Problem statement >> Provide only the number of lines in the listing that contain the string "Form".
'''
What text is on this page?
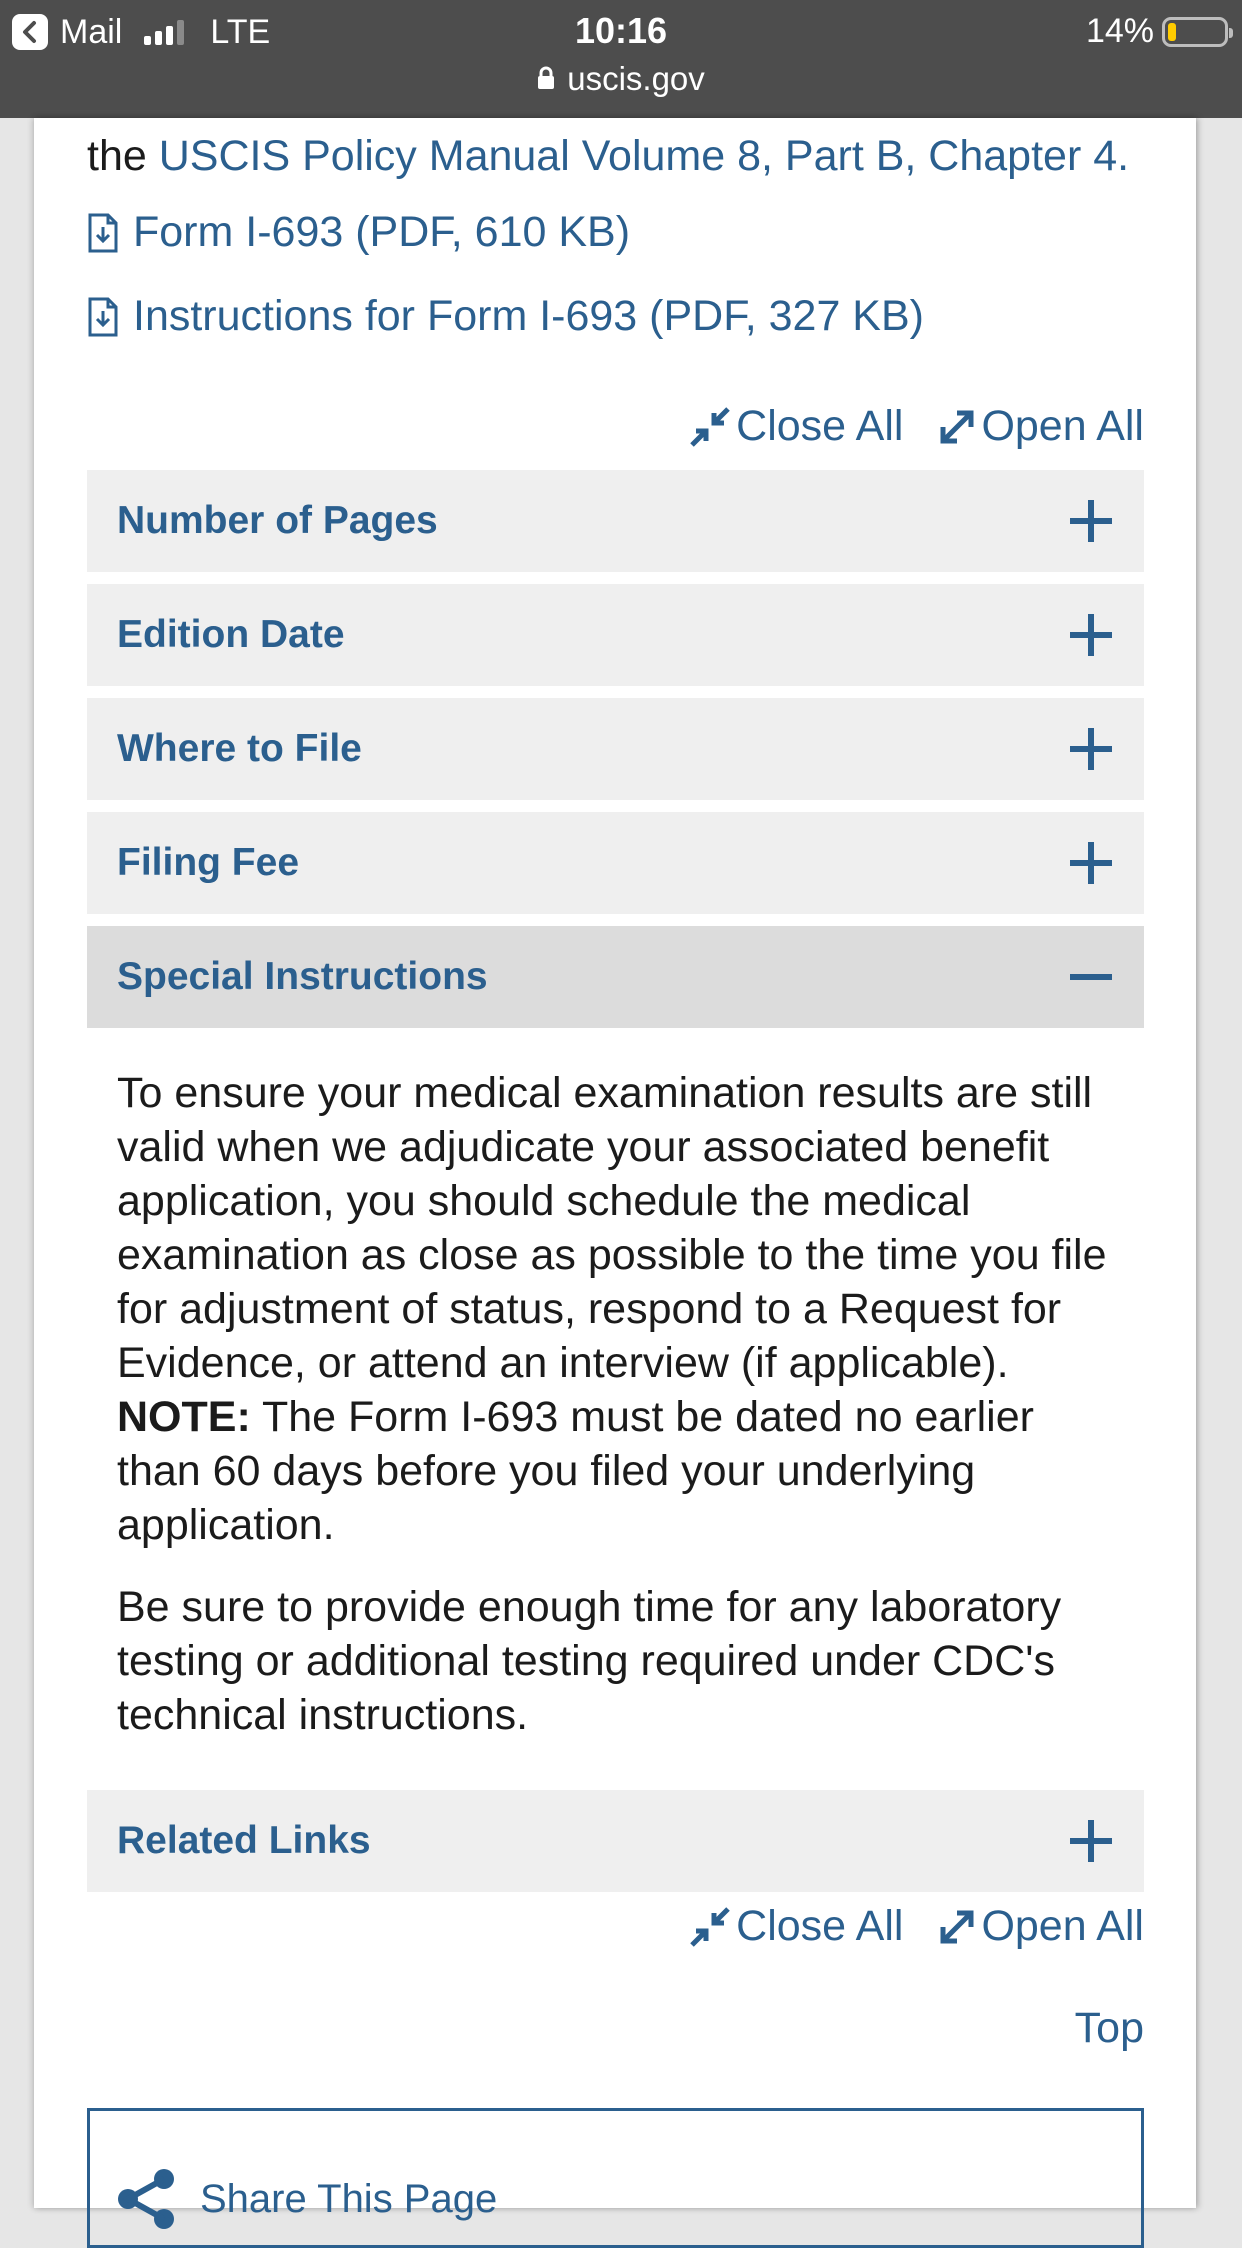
Mail	LTE	10:16
uscis.gov
14%
the USCIS Policy Manual Volume 8, Part B, Chapter 4.
Form I-693 (PDF, 610 KB)
Instructions for Form I-693 (PDF, 327 KB)
Close All Open All
Number of Pages
Edition Date
Where to File
Filing Fee
Special Instructions

To ensure your medical examination results are still valid when we adjudicate your associated benefit application, you should schedule the medical examination as close as possible to the time you file for adjustment of status, respond to a Request for Evidence, or attend an interview (if applicable).  NOTE: The Form I-693 must be dated no earlier than 60 days before you filed your underlying application.

Be sure to provide enough time for any laboratory testing or additional testing required under CDC's technical instructions.

Related Links
Close All Open All
Top
Share This Page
'''
The completed task >> 3